> [Exercise materials]
<<<<

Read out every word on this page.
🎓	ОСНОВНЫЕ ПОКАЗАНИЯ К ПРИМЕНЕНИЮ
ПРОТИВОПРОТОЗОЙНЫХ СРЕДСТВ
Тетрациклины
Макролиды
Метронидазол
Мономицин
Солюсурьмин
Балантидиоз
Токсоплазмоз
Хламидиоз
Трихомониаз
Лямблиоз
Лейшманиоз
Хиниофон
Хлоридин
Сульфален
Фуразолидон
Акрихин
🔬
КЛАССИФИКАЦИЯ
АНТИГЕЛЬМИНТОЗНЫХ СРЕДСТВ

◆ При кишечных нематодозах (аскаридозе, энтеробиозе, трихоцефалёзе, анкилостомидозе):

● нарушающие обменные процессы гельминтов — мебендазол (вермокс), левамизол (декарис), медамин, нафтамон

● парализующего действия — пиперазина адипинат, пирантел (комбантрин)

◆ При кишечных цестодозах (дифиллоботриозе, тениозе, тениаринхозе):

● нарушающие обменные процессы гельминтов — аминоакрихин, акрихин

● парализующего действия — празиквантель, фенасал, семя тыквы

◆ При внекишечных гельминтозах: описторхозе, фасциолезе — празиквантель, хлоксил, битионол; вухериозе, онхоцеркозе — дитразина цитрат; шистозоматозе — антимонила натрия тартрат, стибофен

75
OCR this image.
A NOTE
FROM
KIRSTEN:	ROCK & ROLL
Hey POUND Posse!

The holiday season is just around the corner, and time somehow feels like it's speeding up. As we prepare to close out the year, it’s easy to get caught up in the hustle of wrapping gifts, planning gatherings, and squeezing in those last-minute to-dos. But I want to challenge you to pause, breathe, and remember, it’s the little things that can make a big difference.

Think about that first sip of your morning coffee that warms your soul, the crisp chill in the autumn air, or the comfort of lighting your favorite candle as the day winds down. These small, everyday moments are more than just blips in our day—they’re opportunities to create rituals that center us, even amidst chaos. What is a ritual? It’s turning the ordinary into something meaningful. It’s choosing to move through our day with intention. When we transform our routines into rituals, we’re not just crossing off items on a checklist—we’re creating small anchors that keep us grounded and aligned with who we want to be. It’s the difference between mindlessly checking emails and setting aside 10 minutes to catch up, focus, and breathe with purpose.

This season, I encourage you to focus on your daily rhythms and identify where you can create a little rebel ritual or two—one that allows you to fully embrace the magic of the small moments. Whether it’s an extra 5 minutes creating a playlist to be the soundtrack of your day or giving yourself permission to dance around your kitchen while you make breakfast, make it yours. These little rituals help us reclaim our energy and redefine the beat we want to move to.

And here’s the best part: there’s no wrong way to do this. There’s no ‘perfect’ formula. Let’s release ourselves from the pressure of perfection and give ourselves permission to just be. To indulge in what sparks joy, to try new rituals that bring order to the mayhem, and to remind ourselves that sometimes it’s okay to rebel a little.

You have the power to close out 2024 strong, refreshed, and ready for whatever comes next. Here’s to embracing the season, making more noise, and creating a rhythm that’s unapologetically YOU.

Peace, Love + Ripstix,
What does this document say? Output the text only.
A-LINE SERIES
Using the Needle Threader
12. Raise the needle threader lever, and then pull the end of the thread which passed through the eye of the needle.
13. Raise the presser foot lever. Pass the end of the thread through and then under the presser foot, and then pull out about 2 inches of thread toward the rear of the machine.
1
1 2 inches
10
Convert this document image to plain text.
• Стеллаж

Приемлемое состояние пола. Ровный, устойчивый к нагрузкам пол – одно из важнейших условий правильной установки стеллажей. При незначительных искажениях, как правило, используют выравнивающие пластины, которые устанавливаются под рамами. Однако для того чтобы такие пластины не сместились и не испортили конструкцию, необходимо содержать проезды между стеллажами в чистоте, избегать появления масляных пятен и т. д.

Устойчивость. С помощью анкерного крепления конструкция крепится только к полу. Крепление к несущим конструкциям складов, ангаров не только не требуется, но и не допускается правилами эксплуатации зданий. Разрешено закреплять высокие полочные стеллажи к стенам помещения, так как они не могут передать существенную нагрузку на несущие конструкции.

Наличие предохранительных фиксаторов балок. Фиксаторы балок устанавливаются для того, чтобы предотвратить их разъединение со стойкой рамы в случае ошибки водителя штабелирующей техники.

>>>>

> [Description of the task] Set down, word for word, only the lines running from the line with "Convert this document image to plain text." to the last line of the listing above. Both of those lines belong in your answer.

> [Response to the task]
Convert this document image to plain text.
• Стеллаж

Приемлемое состояние пола. Ровный, устойчивый к нагрузкам пол – одно из важнейших условий правильной установки стеллажей. При незначительных искажениях, как правило, используют выравнивающие пластины, которые устанавливаются под рамами. Однако для того чтобы такие пластины не сместились и не испортили конструкцию, необходимо содержать проезды между стеллажами в чистоте, избегать появления масляных пятен и т. д.

Устойчивость. С помощью анкерного крепления конструкция крепится только к полу. Крепление к несущим конструкциям складов, ангаров не только не требуется, но и не допускается правилами эксплуатации зданий. Разрешено закреплять высокие полочные стеллажи к стенам помещения, так как они не могут передать существенную нагрузку на несущие конструкции.

Наличие предохранительных фиксаторов балок. Фиксаторы балок устанавливаются для того, чтобы предотвратить их разъединение со стойкой рамы в случае ошибки водителя штабелирующей техники.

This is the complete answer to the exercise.